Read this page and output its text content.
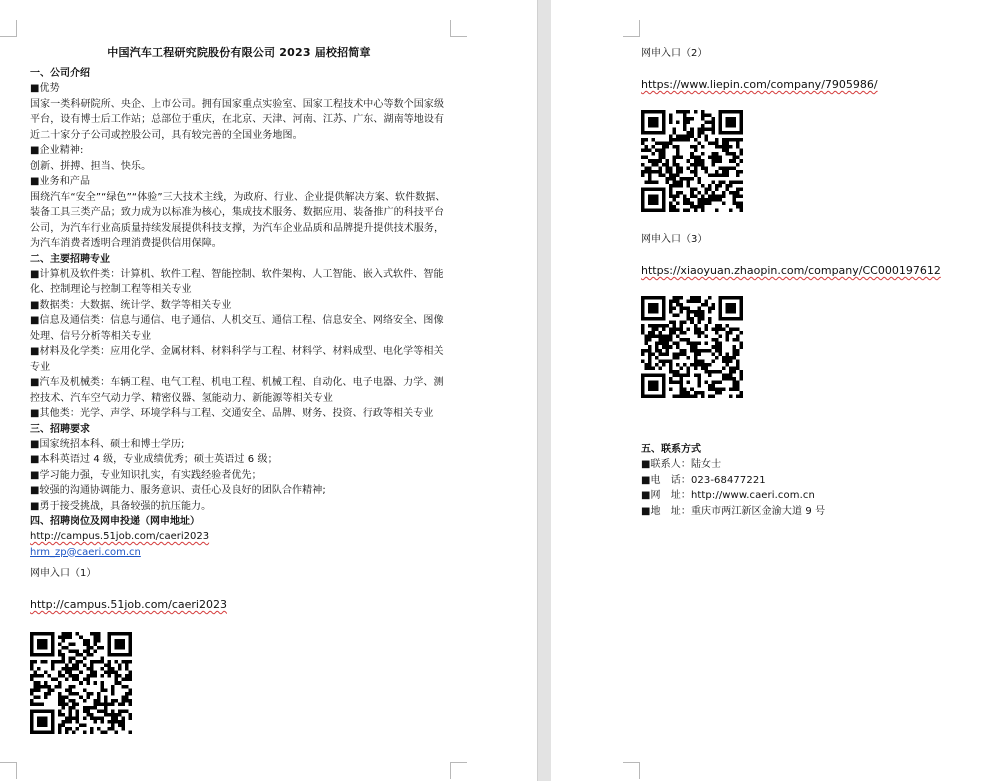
中国汽车工程研究院股份有限公司 2023 届校招简章

一、公司介绍

■优势

国家一类科研院所、央企、上市公司。拥有国家重点实验室、国家工程技术中心等数个国家级平台，设有博士后工作站；总部位于重庆，在北京、天津、河南、江苏、广东、湖南等地设有近二十家分子公司或控股公司，具有较完善的全国业务地图。

■企业精神:

创新、拼搏、担当、快乐。

■业务和产品

围绕汽车“安全”“绿色”“体验”三大技术主线，为政府、行业、企业提供解决方案、软件数据、装备工具三类产品；致力成为以标准为核心，集成技术服务、数据应用、装备推广的科技平台公司，为汽车行业高质量持续发展提供科技支撑，为汽车企业品质和品牌提升提供技术服务，为汽车消费者透明合理消费提供信用保障。

二、主要招聘专业

■计算机及软件类：计算机、软件工程、智能控制、软件架构、人工智能、嵌入式软件、智能化、控制理论与控制工程等相关专业

■数据类：大数据、统计学、数学等相关专业

■信息及通信类：信息与通信、电子通信、人机交互、通信工程、信息安全、网络安全、图像处理、信号分析等相关专业

■材料及化学类：应用化学、金属材料、材料科学与工程、材料学、材料成型、电化学等相关专业

■汽车及机械类：车辆工程、电气工程、机电工程、机械工程、自动化、电子电器、力学、测控技术、汽车空气动力学、精密仪器、氢能动力、新能源等相关专业

■其他类：光学、声学、环境学科与工程、交通安全、品牌、财务、投资、行政等相关专业

三、招聘要求

■国家统招本科、硕士和博士学历;

■本科英语过 4 级，专业成绩优秀；硕士英语过 6 级；

■学习能力强，专业知识扎实，有实践经验者优先；

■较强的沟通协调能力、服务意识、责任心及良好的团队合作精神;

■勇于接受挑战，具备较强的抗压能力。

四、招聘岗位及网申投递（网申地址）

http://campus.51job.com/caeri2023

hrm_zp@caeri.com.cn

网申入口（1）

http://campus.51job.com/caeri2023

网申入口（2）

https://www.liepin.com/company/7905986/

网申入口（3）

https://xiaoyuan.zhaopin.com/company/CC000197612

五、联系方式

■联系人：陆女士

■电　话：023-68477221

■网　址：http://www.caeri.com.cn

■地　址：重庆市两江新区金渝大道 9 号
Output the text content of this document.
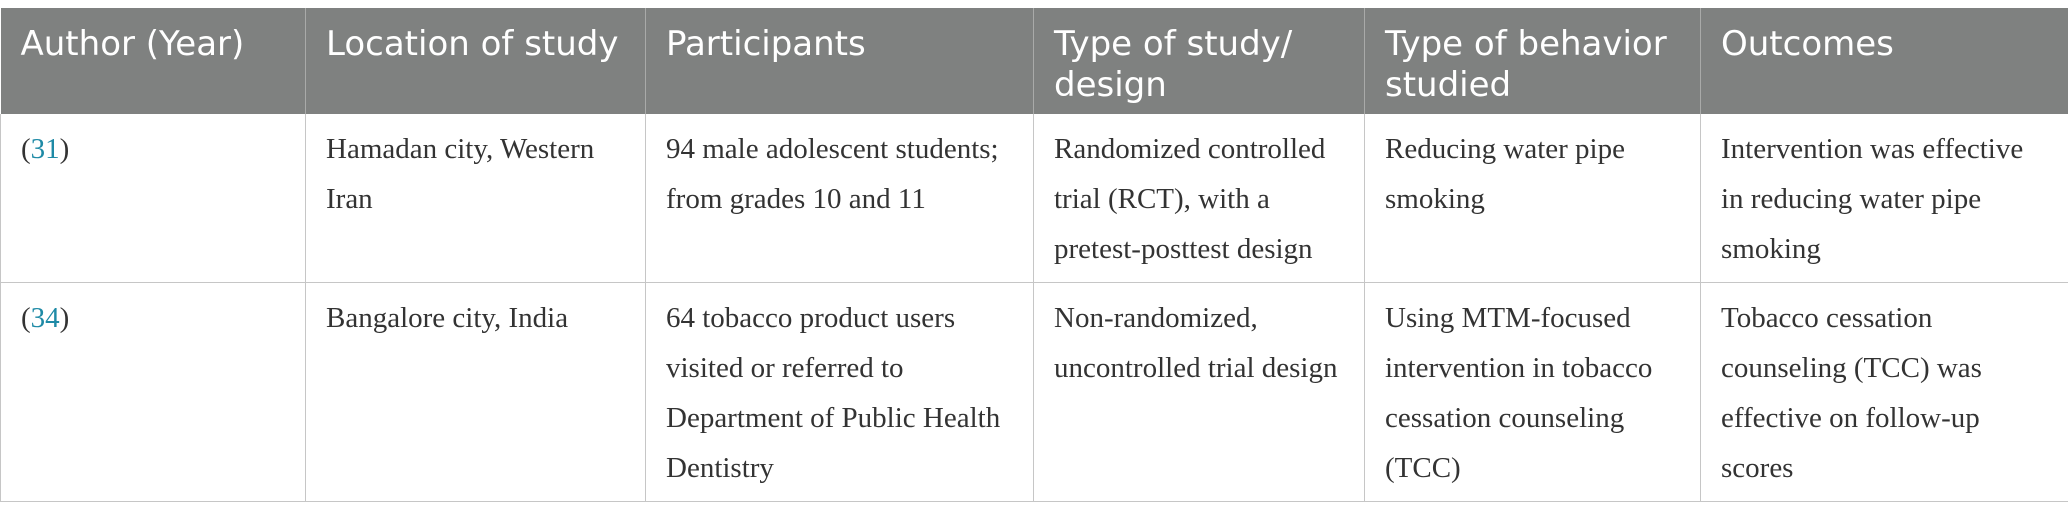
Author (Year)	Location of study	Participants	Type of study/ design	Type of behavior studied	Outcomes
(31)	Hamadan city, Western Iran	94 male adolescent students; from grades 10 and 11	Randomized controlled trial (RCT), with a pretest-posttest design	Reducing water pipe smoking	Intervention was effective in reducing water pipe smoking
(34)	Bangalore city, India	64 tobacco product users visited or referred to Department of Public Health Dentistry	Non-randomized, uncontrolled trial design	Using MTM-focused intervention in tobacco cessation counseling (TCC)	Tobacco cessation counseling (TCC) was effective on follow-up scores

# # # # # # #

◆ What you will do: Identify the lines in the records above that contain the word "company", then state how many there are and nothing more.

◆ Solution for this exercise: 2